## Begin Dataset extract

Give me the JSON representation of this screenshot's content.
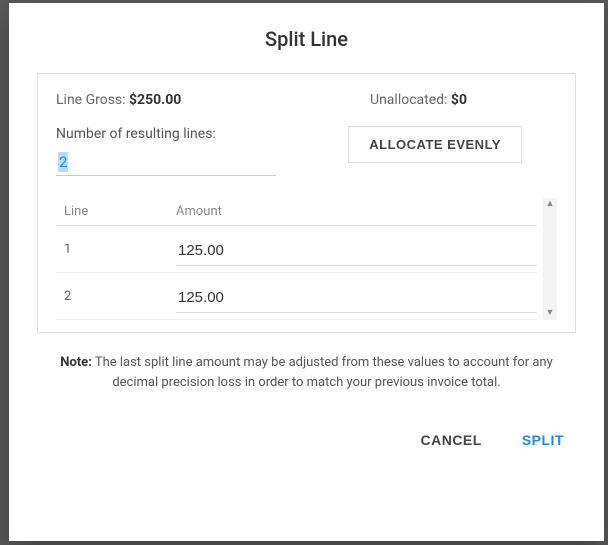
{
  "title": "Split Line",
  "lineGross": {
    "label": "Line Gross: ",
    "value": "$250.00"
  },
  "unallocated": {
    "label": "Unallocated: ",
    "value": "$0"
  },
  "numLines": {
    "label": "Number of resulting lines:",
    "value": "2"
  },
  "allocateButton": "ALLOCATE EVENLY",
  "table": {
    "headers": {
      "line": "Line",
      "amount": "Amount"
    },
    "rows": [
      {
        "line": "1",
        "amount": "125.00"
      },
      {
        "line": "2",
        "amount": "125.00"
      }
    ]
  },
  "note": {
    "label": "Note:",
    "text": " The last split line amount may be adjusted from these values to account for any decimal precision loss in order to match your previous invoice total."
  },
  "actions": {
    "cancel": "CANCEL",
    "split": "SPLIT"
  }
}
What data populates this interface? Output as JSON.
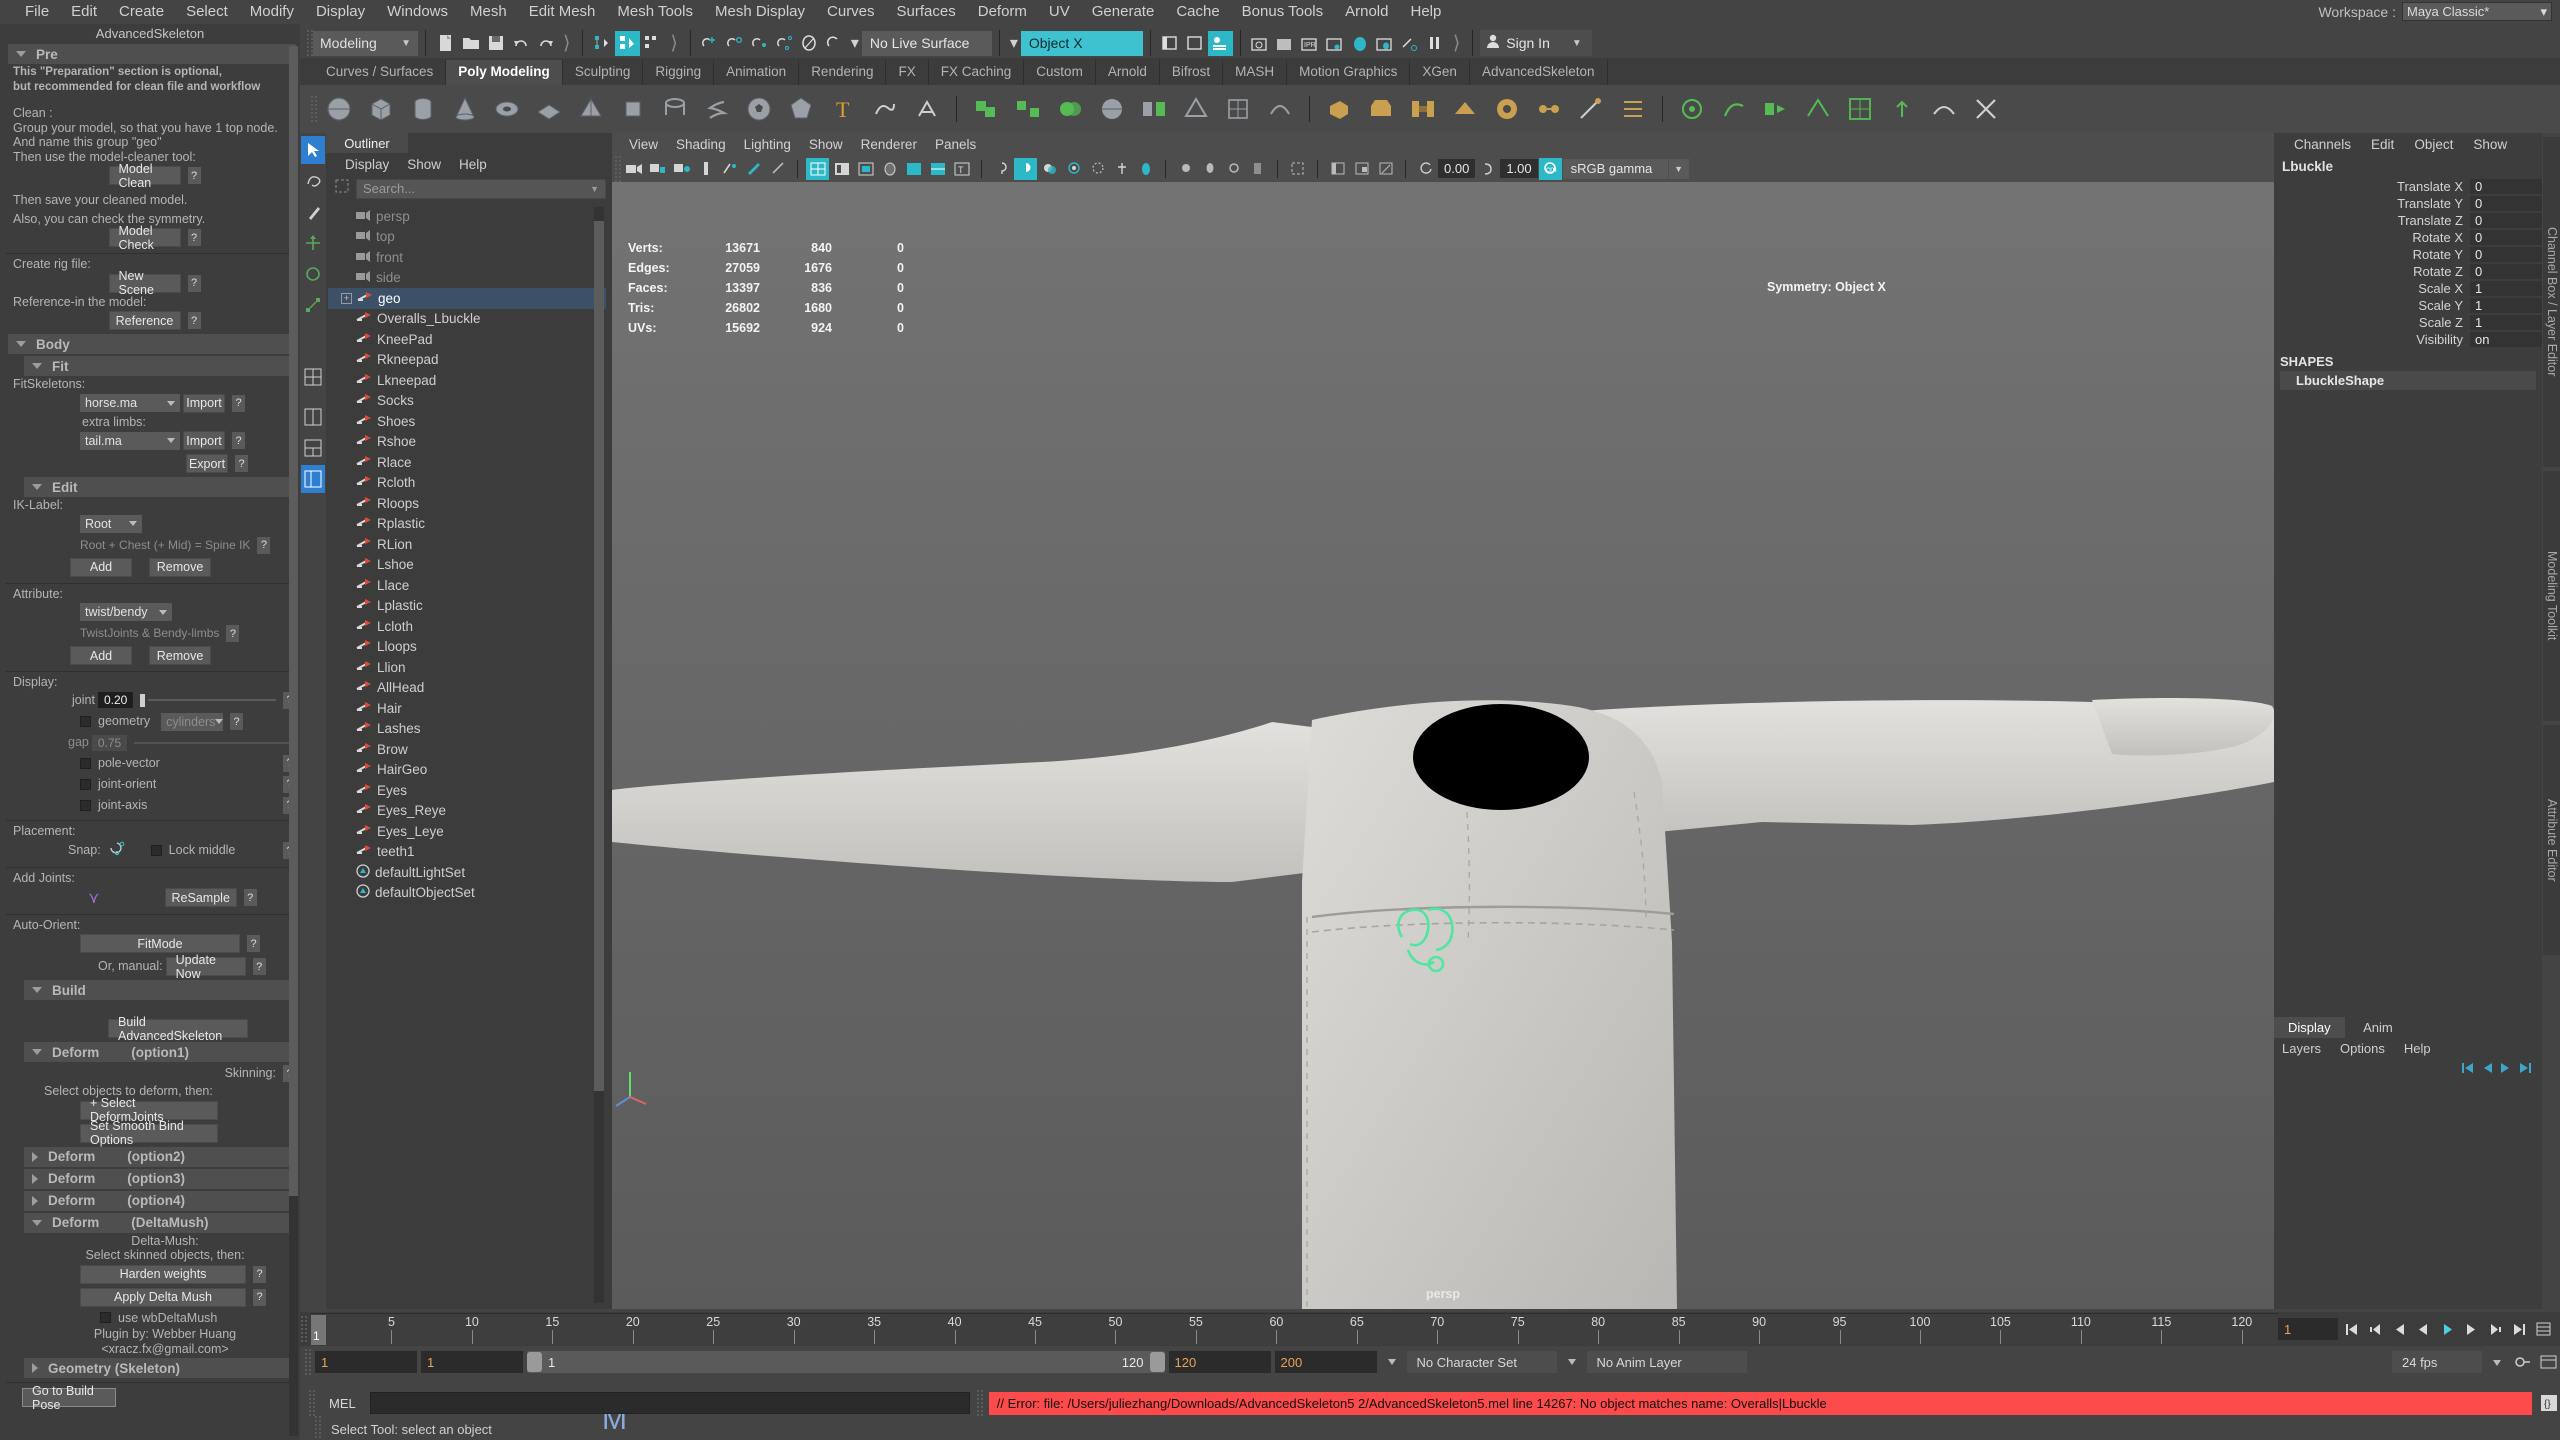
{
  "app": {
    "title": "Maya",
    "workspace_label": "Workspace :",
    "workspace_value": "Maya Classic*"
  },
  "menubar": {
    "items": [
      "File",
      "Edit",
      "Create",
      "Select",
      "Modify",
      "Display",
      "Windows",
      "Mesh",
      "Edit Mesh",
      "Mesh Tools",
      "Mesh Display",
      "Curves",
      "Surfaces",
      "Deform",
      "UV",
      "Generate",
      "Cache",
      "Bonus Tools",
      "Arnold",
      "Help"
    ]
  },
  "statusbar": {
    "menuset": "Modeling",
    "live_surface": "No Live Surface",
    "symmetry_field": "Object X",
    "sign_in": "Sign In"
  },
  "shelf": {
    "tabs": [
      "Curves / Surfaces",
      "Poly Modeling",
      "Sculpting",
      "Rigging",
      "Animation",
      "Rendering",
      "FX",
      "FX Caching",
      "Custom",
      "Arnold",
      "Bifrost",
      "MASH",
      "Motion Graphics",
      "XGen",
      "AdvancedSkeleton"
    ],
    "active_tab": "Poly Modeling"
  },
  "advanced_skeleton": {
    "title": "AdvancedSkeleton",
    "sections": {
      "pre": {
        "header": "Pre",
        "intro_line1": "This \"Preparation\" section is optional,",
        "intro_line2": "but recommended for clean file and workflow",
        "clean_label": "Clean :",
        "clean_line1": "Group your model, so that you have 1 top node.",
        "clean_line2": "And name this group \"geo\"",
        "clean_line3": "Then use the model-cleaner tool:",
        "model_clean_btn": "Model Clean",
        "save_line": "Then save your cleaned model.",
        "symmetry_line": "Also, you can check the symmetry.",
        "model_check_btn": "Model Check",
        "create_rig_label": "Create rig file:",
        "new_scene_btn": "New Scene",
        "reference_label": "Reference-in the model:",
        "reference_btn": "Reference"
      },
      "body": {
        "header": "Body"
      },
      "fit": {
        "header": "Fit",
        "fitskeletons_label": "FitSkeletons:",
        "fitskeletons_value": "horse.ma",
        "import_btn": "Import",
        "extra_limbs_label": "extra limbs:",
        "extra_limbs_value": "tail.ma",
        "import2_btn": "Import",
        "export_btn": "Export"
      },
      "edit": {
        "header": "Edit",
        "iklabel_label": "IK-Label:",
        "iklabel_value": "Root",
        "iklabel_hint": "Root + Chest (+ Mid) = Spine IK",
        "add_btn": "Add",
        "remove_btn": "Remove",
        "attribute_label": "Attribute:",
        "attribute_value": "twist/bendy",
        "attribute_hint": "TwistJoints & Bendy-limbs",
        "add2_btn": "Add",
        "remove2_btn": "Remove",
        "display_label": "Display:",
        "joint_label": "joint",
        "joint_value": "0.20",
        "geometry_label": "geometry",
        "geometry_type": "cylinders",
        "gap_label": "gap",
        "gap_value": "0.75",
        "pole_vector_label": "pole-vector",
        "joint_orient_label": "joint-orient",
        "joint_axis_label": "joint-axis",
        "placement_label": "Placement:",
        "snap_label": "Snap:",
        "lock_middle_label": "Lock middle",
        "add_joints_label": "Add Joints:",
        "resample_btn": "ReSample",
        "auto_orient_label": "Auto-Orient:",
        "fitmode_btn": "FitMode",
        "or_manual_label": "Or, manual:",
        "update_now_btn": "Update Now"
      },
      "build": {
        "header": "Build",
        "build_btn": "Build AdvancedSkeleton"
      },
      "deform1": {
        "header": "Deform",
        "suffix": "(option1)",
        "skinning_label": "Skinning:",
        "select_line": "Select objects to deform, then:",
        "select_deform_joints_btn": "+ Select DeformJoints",
        "smooth_bind_btn": "Set Smooth Bind Options"
      },
      "deform2": {
        "header": "Deform",
        "suffix": "(option2)"
      },
      "deform3": {
        "header": "Deform",
        "suffix": "(option3)"
      },
      "deform4": {
        "header": "Deform",
        "suffix": "(option4)"
      },
      "deltamush": {
        "header": "Deform",
        "suffix": "(DeltaMush)",
        "title_line": "Delta-Mush:",
        "select_line": "Select skinned objects, then:",
        "harden_btn": "Harden weights",
        "apply_btn": "Apply Delta Mush",
        "use_wb_label": "use wbDeltaMush",
        "plugin_line1": "Plugin by: Webber Huang",
        "plugin_line2": "<xracz.fx@gmail.com>"
      },
      "geometry": {
        "header": "Geometry (Skeleton)"
      },
      "build_pose_btn": "Go to Build Pose"
    }
  },
  "outliner": {
    "tab_label": "Outliner",
    "menu": [
      "Display",
      "Show",
      "Help"
    ],
    "search_placeholder": "Search...",
    "items": [
      {
        "label": "persp",
        "icon": "camera-icon",
        "dim": true,
        "selected": false,
        "expandable": false
      },
      {
        "label": "top",
        "icon": "camera-icon",
        "dim": true,
        "selected": false,
        "expandable": false
      },
      {
        "label": "front",
        "icon": "camera-icon",
        "dim": true,
        "selected": false,
        "expandable": false
      },
      {
        "label": "side",
        "icon": "camera-icon",
        "dim": true,
        "selected": false,
        "expandable": false
      },
      {
        "label": "geo",
        "icon": "transform-icon",
        "dim": false,
        "selected": true,
        "expandable": true
      },
      {
        "label": "Overalls_Lbuckle",
        "icon": "transform-icon",
        "dim": false,
        "selected": false,
        "expandable": false
      },
      {
        "label": "KneePad",
        "icon": "transform-icon",
        "dim": false,
        "selected": false,
        "expandable": false
      },
      {
        "label": "Rkneepad",
        "icon": "transform-icon",
        "dim": false,
        "selected": false,
        "expandable": false
      },
      {
        "label": "Lkneepad",
        "icon": "transform-icon",
        "dim": false,
        "selected": false,
        "expandable": false
      },
      {
        "label": "Socks",
        "icon": "transform-icon",
        "dim": false,
        "selected": false,
        "expandable": false
      },
      {
        "label": "Shoes",
        "icon": "transform-icon",
        "dim": false,
        "selected": false,
        "expandable": false
      },
      {
        "label": "Rshoe",
        "icon": "transform-icon",
        "dim": false,
        "selected": false,
        "expandable": false
      },
      {
        "label": "Rlace",
        "icon": "transform-icon",
        "dim": false,
        "selected": false,
        "expandable": false
      },
      {
        "label": "Rcloth",
        "icon": "transform-icon",
        "dim": false,
        "selected": false,
        "expandable": false
      },
      {
        "label": "Rloops",
        "icon": "transform-icon",
        "dim": false,
        "selected": false,
        "expandable": false
      },
      {
        "label": "Rplastic",
        "icon": "transform-icon",
        "dim": false,
        "selected": false,
        "expandable": false
      },
      {
        "label": "RLion",
        "icon": "transform-icon",
        "dim": false,
        "selected": false,
        "expandable": false
      },
      {
        "label": "Lshoe",
        "icon": "transform-icon",
        "dim": false,
        "selected": false,
        "expandable": false
      },
      {
        "label": "Llace",
        "icon": "transform-icon",
        "dim": false,
        "selected": false,
        "expandable": false
      },
      {
        "label": "Lplastic",
        "icon": "transform-icon",
        "dim": false,
        "selected": false,
        "expandable": false
      },
      {
        "label": "Lcloth",
        "icon": "transform-icon",
        "dim": false,
        "selected": false,
        "expandable": false
      },
      {
        "label": "Lloops",
        "icon": "transform-icon",
        "dim": false,
        "selected": false,
        "expandable": false
      },
      {
        "label": "Llion",
        "icon": "transform-icon",
        "dim": false,
        "selected": false,
        "expandable": false
      },
      {
        "label": "AllHead",
        "icon": "transform-icon",
        "dim": false,
        "selected": false,
        "expandable": false
      },
      {
        "label": "Hair",
        "icon": "transform-icon",
        "dim": false,
        "selected": false,
        "expandable": false
      },
      {
        "label": "Lashes",
        "icon": "transform-icon",
        "dim": false,
        "selected": false,
        "expandable": false
      },
      {
        "label": "Brow",
        "icon": "transform-icon",
        "dim": false,
        "selected": false,
        "expandable": false
      },
      {
        "label": "HairGeo",
        "icon": "transform-icon",
        "dim": false,
        "selected": false,
        "expandable": false
      },
      {
        "label": "Eyes",
        "icon": "transform-icon",
        "dim": false,
        "selected": false,
        "expandable": false
      },
      {
        "label": "Eyes_Reye",
        "icon": "transform-icon",
        "dim": false,
        "selected": false,
        "expandable": false
      },
      {
        "label": "Eyes_Leye",
        "icon": "transform-icon",
        "dim": false,
        "selected": false,
        "expandable": false
      },
      {
        "label": "teeth1",
        "icon": "transform-icon",
        "dim": false,
        "selected": false,
        "expandable": false
      },
      {
        "label": "defaultLightSet",
        "icon": "set-icon",
        "dim": false,
        "selected": false,
        "expandable": false
      },
      {
        "label": "defaultObjectSet",
        "icon": "set-icon",
        "dim": false,
        "selected": false,
        "expandable": false
      }
    ]
  },
  "viewport": {
    "menu": [
      "View",
      "Shading",
      "Lighting",
      "Show",
      "Renderer",
      "Panels"
    ],
    "exposure_value": "0.00",
    "gamma_value": "1.00",
    "color_space": "sRGB gamma",
    "camera_label": "persp",
    "symmetry_hud": "Symmetry: Object X",
    "heads_up": {
      "rows": [
        {
          "label": "Verts:",
          "total": "13671",
          "selected": "840",
          "extra": "0"
        },
        {
          "label": "Edges:",
          "total": "27059",
          "selected": "1676",
          "extra": "0"
        },
        {
          "label": "Faces:",
          "total": "13397",
          "selected": "836",
          "extra": "0"
        },
        {
          "label": "Tris:",
          "total": "26802",
          "selected": "1680",
          "extra": "0"
        },
        {
          "label": "UVs:",
          "total": "15692",
          "selected": "924",
          "extra": "0"
        }
      ]
    }
  },
  "channelbox": {
    "menu": [
      "Channels",
      "Edit",
      "Object",
      "Show"
    ],
    "object_name": "Lbuckle",
    "attributes": [
      {
        "name": "Translate X",
        "value": "0"
      },
      {
        "name": "Translate Y",
        "value": "0"
      },
      {
        "name": "Translate Z",
        "value": "0"
      },
      {
        "name": "Rotate X",
        "value": "0"
      },
      {
        "name": "Rotate Y",
        "value": "0"
      },
      {
        "name": "Rotate Z",
        "value": "0"
      },
      {
        "name": "Scale X",
        "value": "1"
      },
      {
        "name": "Scale Y",
        "value": "1"
      },
      {
        "name": "Scale Z",
        "value": "1"
      },
      {
        "name": "Visibility",
        "value": "on"
      }
    ],
    "shapes_header": "SHAPES",
    "shape_name": "LbuckleShape",
    "side_tabs": [
      "Channel Box / Layer Editor",
      "Modeling Toolkit",
      "Attribute Editor"
    ],
    "display_tab": "Display",
    "anim_tab": "Anim",
    "layer_menu": [
      "Layers",
      "Options",
      "Help"
    ]
  },
  "timeline": {
    "current_frame": "1",
    "tick_labels": [
      "5",
      "10",
      "15",
      "20",
      "25",
      "30",
      "35",
      "40",
      "45",
      "50",
      "55",
      "60",
      "65",
      "70",
      "75",
      "80",
      "85",
      "90",
      "95",
      "100",
      "105",
      "110",
      "115",
      "120"
    ],
    "start_field": "1",
    "end_field": "1",
    "range_start": "1",
    "range_end": "120",
    "anim_start": "120",
    "anim_end": "200",
    "character_set": "No Character Set",
    "anim_layer": "No Anim Layer",
    "fps": "24 fps"
  },
  "command_line": {
    "language_label": "MEL",
    "input_value": "",
    "error_message": "// Error: file: /Users/juliezhang/Downloads/AdvancedSkeleton5 2/AdvancedSkeleton5.mel line 14267: No object matches name: Overalls|Lbuckle"
  },
  "help_line": {
    "text": "Select Tool: select an object"
  }
}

## End Dataset extract

**Objective**
In the records, locate each line holding the string "Display" and copy it.

**Correct output**
      "Display",
      "Mesh Display",
        "display_label": "Display:",
      "Display",
    "display_tab": "Display",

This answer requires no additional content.